• _Raw records_
++++++++

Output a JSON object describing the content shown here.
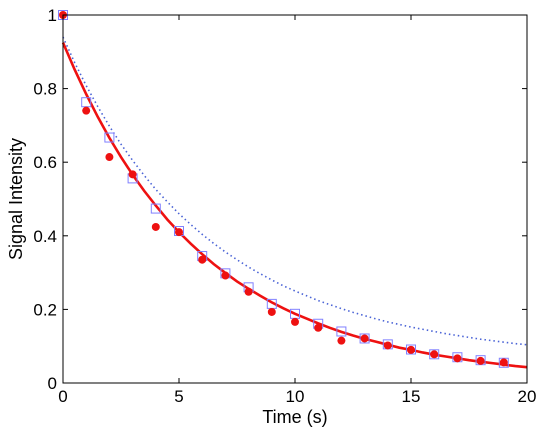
{
  "chart_data": {
    "type": "scatter",
    "title": "",
    "xlabel": "Time (s)",
    "ylabel": "Signal Intensity",
    "xlim": [
      0,
      20
    ],
    "ylim": [
      0,
      1
    ],
    "xticks": [
      0,
      5,
      10,
      15,
      20
    ],
    "yticks": [
      0,
      0.2,
      0.4,
      0.6,
      0.8,
      1
    ],
    "xtick_labels": [
      "0",
      "5",
      "10",
      "15",
      "20"
    ],
    "ytick_labels": [
      "0",
      "0.2",
      "0.4",
      "0.6",
      "0.8",
      "1"
    ],
    "grid": false,
    "legend": "none",
    "series": [
      {
        "kind": "scatter",
        "marker": "square",
        "color": "#8080ff",
        "x": [
          0,
          1,
          2,
          3,
          4,
          5,
          6,
          7,
          8,
          9,
          10,
          11,
          12,
          13,
          14,
          15,
          16,
          17,
          18,
          19
        ],
        "y": [
          1.0,
          0.763,
          0.667,
          0.556,
          0.474,
          0.413,
          0.345,
          0.298,
          0.26,
          0.215,
          0.188,
          0.161,
          0.14,
          0.121,
          0.105,
          0.091,
          0.078,
          0.07,
          0.062,
          0.055
        ]
      },
      {
        "kind": "scatter",
        "marker": "circle",
        "color": "#ee1111",
        "x": [
          0,
          1,
          2,
          3,
          4,
          5,
          6,
          7,
          8,
          9,
          10,
          11,
          12,
          13,
          14,
          15,
          16,
          17,
          18,
          19
        ],
        "y": [
          1.0,
          0.74,
          0.614,
          0.567,
          0.424,
          0.41,
          0.335,
          0.292,
          0.248,
          0.193,
          0.166,
          0.15,
          0.115,
          0.121,
          0.102,
          0.09,
          0.078,
          0.067,
          0.06,
          0.056
        ]
      },
      {
        "kind": "line",
        "style": "dotted",
        "color": "#4a63d6",
        "x": [
          0,
          0.5,
          1,
          1.5,
          2,
          2.5,
          3,
          3.5,
          4,
          4.5,
          5,
          5.5,
          6,
          6.5,
          7,
          7.5,
          8,
          8.5,
          9,
          9.5,
          10,
          10.5,
          11,
          11.5,
          12,
          12.5,
          13,
          13.5,
          14,
          14.5,
          15,
          15.5,
          16,
          16.5,
          17,
          17.5,
          18,
          18.5,
          19,
          19.5,
          20
        ],
        "y": [
          0.94,
          0.871,
          0.808,
          0.751,
          0.698,
          0.649,
          0.605,
          0.564,
          0.526,
          0.492,
          0.46,
          0.431,
          0.404,
          0.379,
          0.356,
          0.335,
          0.315,
          0.297,
          0.28,
          0.264,
          0.25,
          0.237,
          0.224,
          0.213,
          0.202,
          0.192,
          0.183,
          0.174,
          0.166,
          0.159,
          0.152,
          0.146,
          0.14,
          0.134,
          0.129,
          0.124,
          0.119,
          0.115,
          0.111,
          0.107,
          0.104
        ]
      },
      {
        "kind": "line",
        "style": "solid",
        "color": "#ee1111",
        "x": [
          0,
          0.5,
          1,
          1.5,
          2,
          2.5,
          3,
          3.5,
          4,
          4.5,
          5,
          5.5,
          6,
          6.5,
          7,
          7.5,
          8,
          8.5,
          9,
          9.5,
          10,
          10.5,
          11,
          11.5,
          12,
          12.5,
          13,
          13.5,
          14,
          14.5,
          15,
          15.5,
          16,
          16.5,
          17,
          17.5,
          18,
          18.5,
          19,
          19.5,
          20
        ],
        "y": [
          0.925,
          0.852,
          0.785,
          0.723,
          0.666,
          0.614,
          0.566,
          0.522,
          0.482,
          0.444,
          0.41,
          0.379,
          0.35,
          0.323,
          0.299,
          0.276,
          0.256,
          0.237,
          0.219,
          0.203,
          0.188,
          0.175,
          0.162,
          0.15,
          0.139,
          0.129,
          0.12,
          0.112,
          0.104,
          0.096,
          0.09,
          0.083,
          0.077,
          0.072,
          0.067,
          0.062,
          0.058,
          0.054,
          0.05,
          0.046,
          0.043
        ]
      }
    ]
  }
}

++++++++

• _Task to carry out_
Transcribe all the lines above exactly, apart from the pictures.

• _Solution to the exercise_
Output a JSON object describing the content shown here.
{
  "chart_data": {
    "type": "scatter",
    "title": "",
    "xlabel": "Time (s)",
    "ylabel": "Signal Intensity",
    "xlim": [
      0,
      20
    ],
    "ylim": [
      0,
      1
    ],
    "xticks": [
      0,
      5,
      10,
      15,
      20
    ],
    "yticks": [
      0,
      0.2,
      0.4,
      0.6,
      0.8,
      1
    ],
    "xtick_labels": [
      "0",
      "5",
      "10",
      "15",
      "20"
    ],
    "ytick_labels": [
      "0",
      "0.2",
      "0.4",
      "0.6",
      "0.8",
      "1"
    ],
    "grid": false,
    "legend": "none",
    "series": [
      {
        "kind": "scatter",
        "marker": "square",
        "color": "#8080ff",
        "x": [
          0,
          1,
          2,
          3,
          4,
          5,
          6,
          7,
          8,
          9,
          10,
          11,
          12,
          13,
          14,
          15,
          16,
          17,
          18,
          19
        ],
        "y": [
          1.0,
          0.763,
          0.667,
          0.556,
          0.474,
          0.413,
          0.345,
          0.298,
          0.26,
          0.215,
          0.188,
          0.161,
          0.14,
          0.121,
          0.105,
          0.091,
          0.078,
          0.07,
          0.062,
          0.055
        ]
      },
      {
        "kind": "scatter",
        "marker": "circle",
        "color": "#ee1111",
        "x": [
          0,
          1,
          2,
          3,
          4,
          5,
          6,
          7,
          8,
          9,
          10,
          11,
          12,
          13,
          14,
          15,
          16,
          17,
          18,
          19
        ],
        "y": [
          1.0,
          0.74,
          0.614,
          0.567,
          0.424,
          0.41,
          0.335,
          0.292,
          0.248,
          0.193,
          0.166,
          0.15,
          0.115,
          0.121,
          0.102,
          0.09,
          0.078,
          0.067,
          0.06,
          0.056
        ]
      },
      {
        "kind": "line",
        "style": "dotted",
        "color": "#4a63d6",
        "x": [
          0,
          0.5,
          1,
          1.5,
          2,
          2.5,
          3,
          3.5,
          4,
          4.5,
          5,
          5.5,
          6,
          6.5,
          7,
          7.5,
          8,
          8.5,
          9,
          9.5,
          10,
          10.5,
          11,
          11.5,
          12,
          12.5,
          13,
          13.5,
          14,
          14.5,
          15,
          15.5,
          16,
          16.5,
          17,
          17.5,
          18,
          18.5,
          19,
          19.5,
          20
        ],
        "y": [
          0.94,
          0.871,
          0.808,
          0.751,
          0.698,
          0.649,
          0.605,
          0.564,
          0.526,
          0.492,
          0.46,
          0.431,
          0.404,
          0.379,
          0.356,
          0.335,
          0.315,
          0.297,
          0.28,
          0.264,
          0.25,
          0.237,
          0.224,
          0.213,
          0.202,
          0.192,
          0.183,
          0.174,
          0.166,
          0.159,
          0.152,
          0.146,
          0.14,
          0.134,
          0.129,
          0.124,
          0.119,
          0.115,
          0.111,
          0.107,
          0.104
        ]
      },
      {
        "kind": "line",
        "style": "solid",
        "color": "#ee1111",
        "x": [
          0,
          0.5,
          1,
          1.5,
          2,
          2.5,
          3,
          3.5,
          4,
          4.5,
          5,
          5.5,
          6,
          6.5,
          7,
          7.5,
          8,
          8.5,
          9,
          9.5,
          10,
          10.5,
          11,
          11.5,
          12,
          12.5,
          13,
          13.5,
          14,
          14.5,
          15,
          15.5,
          16,
          16.5,
          17,
          17.5,
          18,
          18.5,
          19,
          19.5,
          20
        ],
        "y": [
          0.925,
          0.852,
          0.785,
          0.723,
          0.666,
          0.614,
          0.566,
          0.522,
          0.482,
          0.444,
          0.41,
          0.379,
          0.35,
          0.323,
          0.299,
          0.276,
          0.256,
          0.237,
          0.219,
          0.203,
          0.188,
          0.175,
          0.162,
          0.15,
          0.139,
          0.129,
          0.12,
          0.112,
          0.104,
          0.096,
          0.09,
          0.083,
          0.077,
          0.072,
          0.067,
          0.062,
          0.058,
          0.054,
          0.05,
          0.046,
          0.043
        ]
      }
    ]
  }
}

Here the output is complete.